Output the full listing word for word.

+++

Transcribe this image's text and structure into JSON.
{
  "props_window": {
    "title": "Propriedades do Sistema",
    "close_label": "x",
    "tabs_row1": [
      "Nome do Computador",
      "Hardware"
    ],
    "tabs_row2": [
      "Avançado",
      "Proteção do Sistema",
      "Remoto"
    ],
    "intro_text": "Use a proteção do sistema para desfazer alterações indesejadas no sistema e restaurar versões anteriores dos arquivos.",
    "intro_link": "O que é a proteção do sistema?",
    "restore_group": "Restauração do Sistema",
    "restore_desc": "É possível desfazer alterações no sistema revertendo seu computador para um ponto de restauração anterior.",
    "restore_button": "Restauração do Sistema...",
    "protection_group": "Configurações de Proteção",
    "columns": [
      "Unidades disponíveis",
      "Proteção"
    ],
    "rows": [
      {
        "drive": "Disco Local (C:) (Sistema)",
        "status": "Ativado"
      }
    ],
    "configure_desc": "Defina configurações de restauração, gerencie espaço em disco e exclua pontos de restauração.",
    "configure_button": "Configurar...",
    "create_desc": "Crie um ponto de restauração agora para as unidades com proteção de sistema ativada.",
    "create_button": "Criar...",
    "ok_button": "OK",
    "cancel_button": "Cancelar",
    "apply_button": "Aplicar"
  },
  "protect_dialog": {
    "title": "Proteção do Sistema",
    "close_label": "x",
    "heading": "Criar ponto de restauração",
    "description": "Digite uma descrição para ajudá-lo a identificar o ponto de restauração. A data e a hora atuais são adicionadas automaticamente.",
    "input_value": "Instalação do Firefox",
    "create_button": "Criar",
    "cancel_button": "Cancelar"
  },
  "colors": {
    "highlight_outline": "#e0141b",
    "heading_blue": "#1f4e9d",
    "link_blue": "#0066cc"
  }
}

+++

### SOLUTION TO THE PROBLEM
Transcribe this image's text and structure into JSON.
{
  "props_window": {
    "title": "Propriedades do Sistema",
    "close_label": "x",
    "tabs_row1": [
      "Nome do Computador",
      "Hardware"
    ],
    "tabs_row2": [
      "Avançado",
      "Proteção do Sistema",
      "Remoto"
    ],
    "intro_text": "Use a proteção do sistema para desfazer alterações indesejadas no sistema e restaurar versões anteriores dos arquivos.",
    "intro_link": "O que é a proteção do sistema?",
    "restore_group": "Restauração do Sistema",
    "restore_desc": "É possível desfazer alterações no sistema revertendo seu computador para um ponto de restauração anterior.",
    "restore_button": "Restauração do Sistema...",
    "protection_group": "Configurações de Proteção",
    "columns": [
      "Unidades disponíveis",
      "Proteção"
    ],
    "rows": [
      {
        "drive": "Disco Local (C:) (Sistema)",
        "status": "Ativado"
      }
    ],
    "configure_desc": "Defina configurações de restauração, gerencie espaço em disco e exclua pontos de restauração.",
    "configure_button": "Configurar...",
    "create_desc": "Crie um ponto de restauração agora para as unidades com proteção de sistema ativada.",
    "create_button": "Criar...",
    "ok_button": "OK",
    "cancel_button": "Cancelar",
    "apply_button": "Aplicar"
  },
  "protect_dialog": {
    "title": "Proteção do Sistema",
    "close_label": "x",
    "heading": "Criar ponto de restauração",
    "description": "Digite uma descrição para ajudá-lo a identificar o ponto de restauração. A data e a hora atuais são adicionadas automaticamente.",
    "input_value": "Instalação do Firefox",
    "create_button": "Criar",
    "cancel_button": "Cancelar"
  },
  "colors": {
    "highlight_outline": "#e0141b",
    "heading_blue": "#1f4e9d",
    "link_blue": "#0066cc"
  }
}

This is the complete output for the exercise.